*AIM*
Exactly as they appear, output all of the records. Skip any images.

>> Begin DATA SECTION

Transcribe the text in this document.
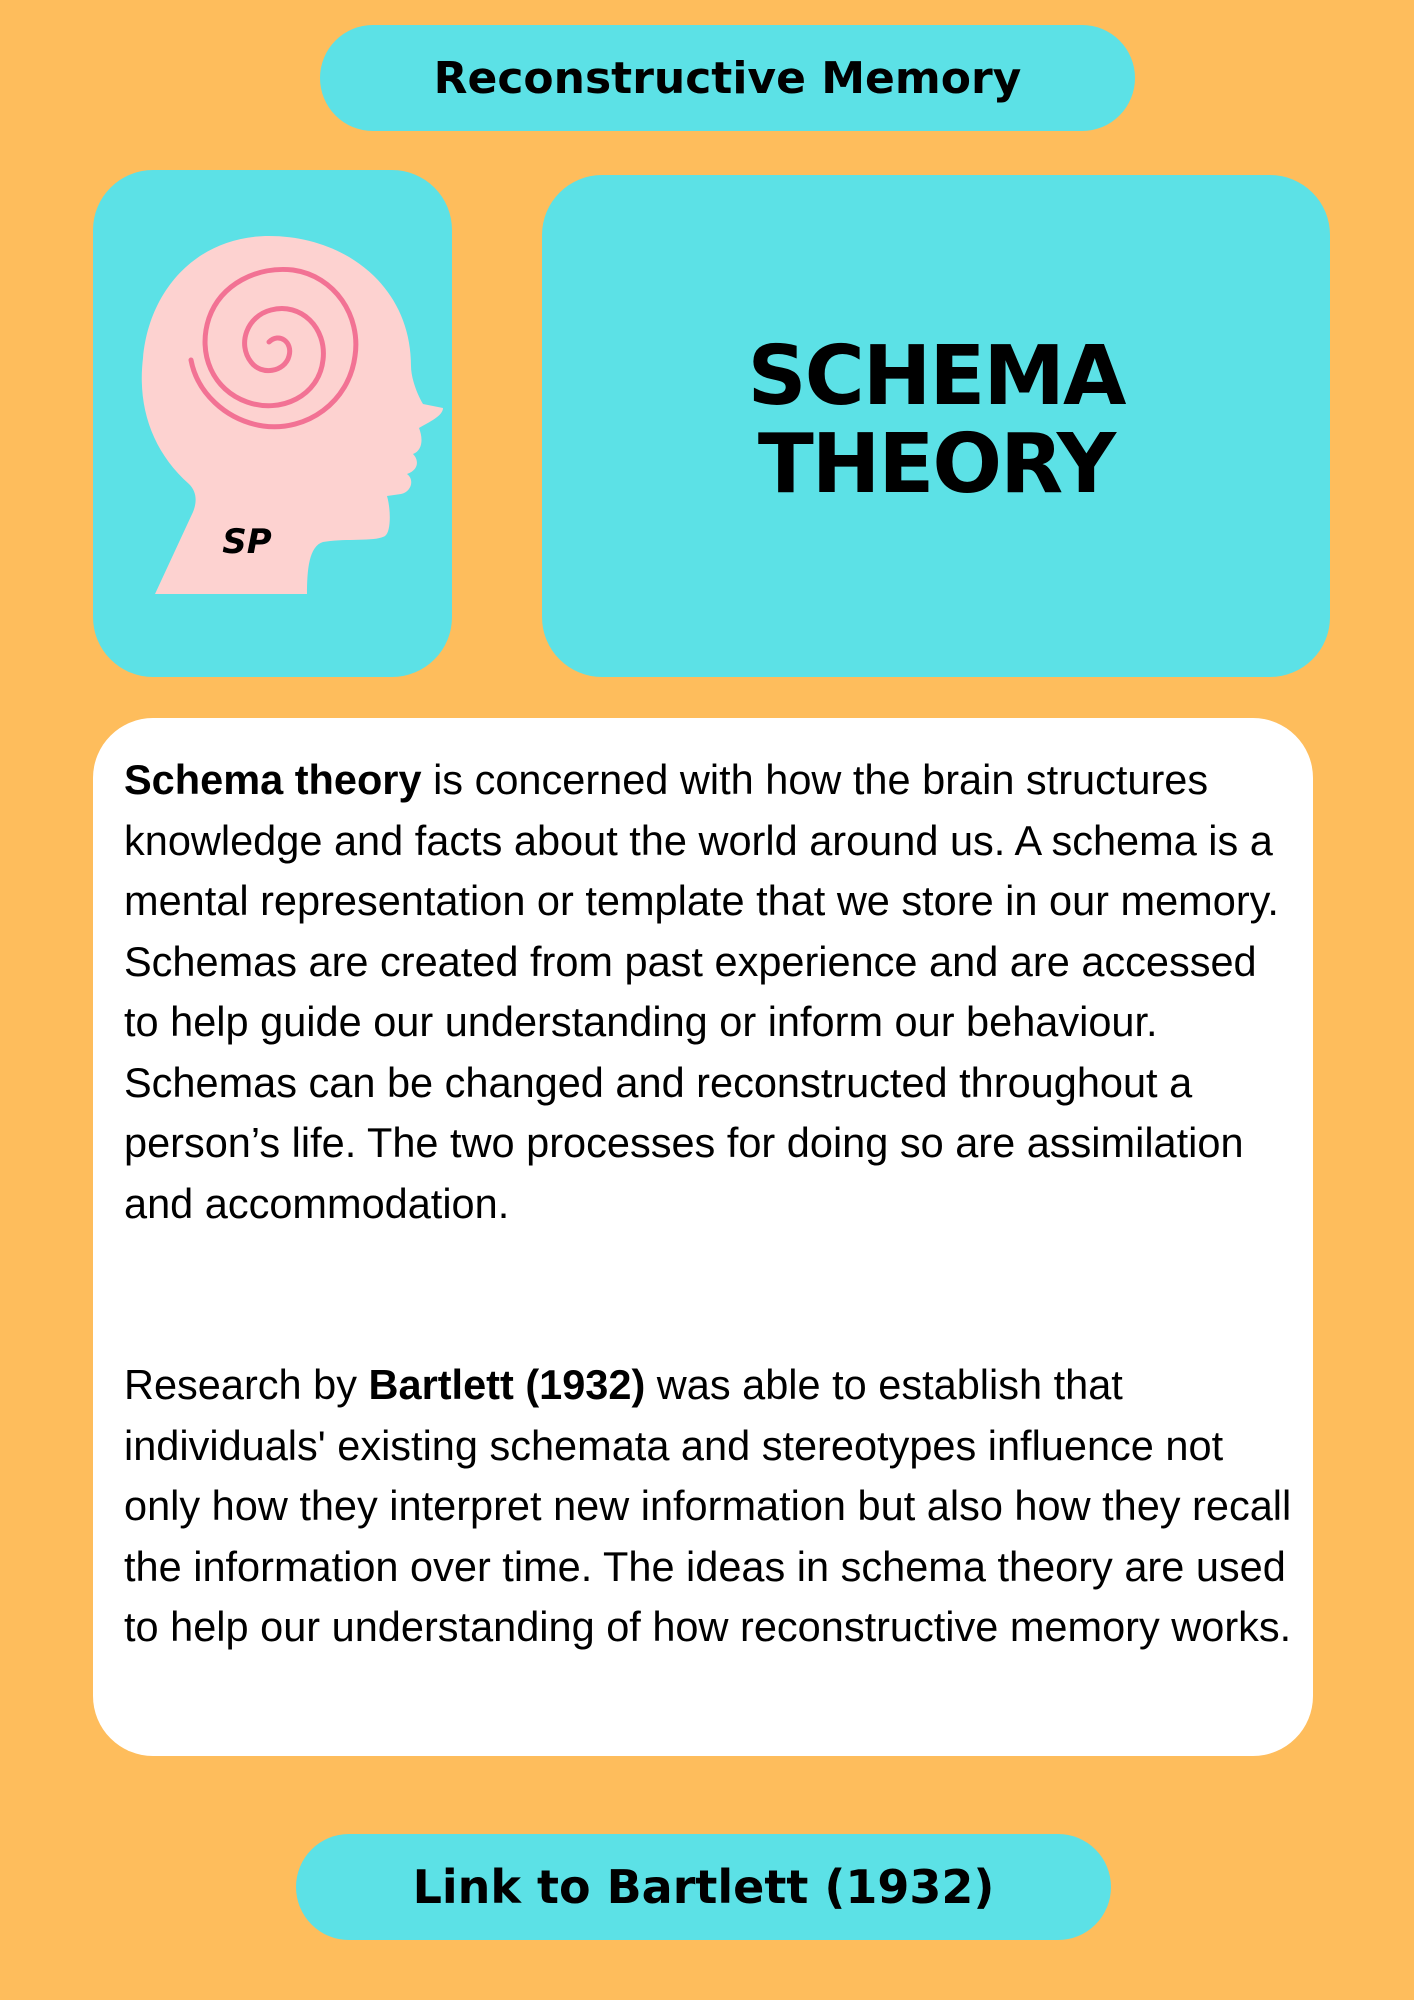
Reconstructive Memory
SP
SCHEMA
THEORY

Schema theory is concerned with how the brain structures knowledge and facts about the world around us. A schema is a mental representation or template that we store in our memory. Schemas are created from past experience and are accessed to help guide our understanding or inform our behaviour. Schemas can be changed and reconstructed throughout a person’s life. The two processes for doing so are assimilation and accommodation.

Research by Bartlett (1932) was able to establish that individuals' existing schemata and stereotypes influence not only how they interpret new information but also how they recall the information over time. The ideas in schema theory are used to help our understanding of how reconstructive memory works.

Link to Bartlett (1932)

>> End DATA SECTION

*WORKED SOLUTION*
Transcribe the text in this document.
Reconstructive Memory
SP
SCHEMA
THEORY

Schema theory is concerned with how the brain structures knowledge and facts about the world around us. A schema is a mental representation or template that we store in our memory. Schemas are created from past experience and are accessed to help guide our understanding or inform our behaviour. Schemas can be changed and reconstructed throughout a person’s life. The two processes for doing so are assimilation and accommodation.

Research by Bartlett (1932) was able to establish that individuals' existing schemata and stereotypes influence not only how they interpret new information but also how they recall the information over time. The ideas in schema theory are used to help our understanding of how reconstructive memory works.

Link to Bartlett (1932)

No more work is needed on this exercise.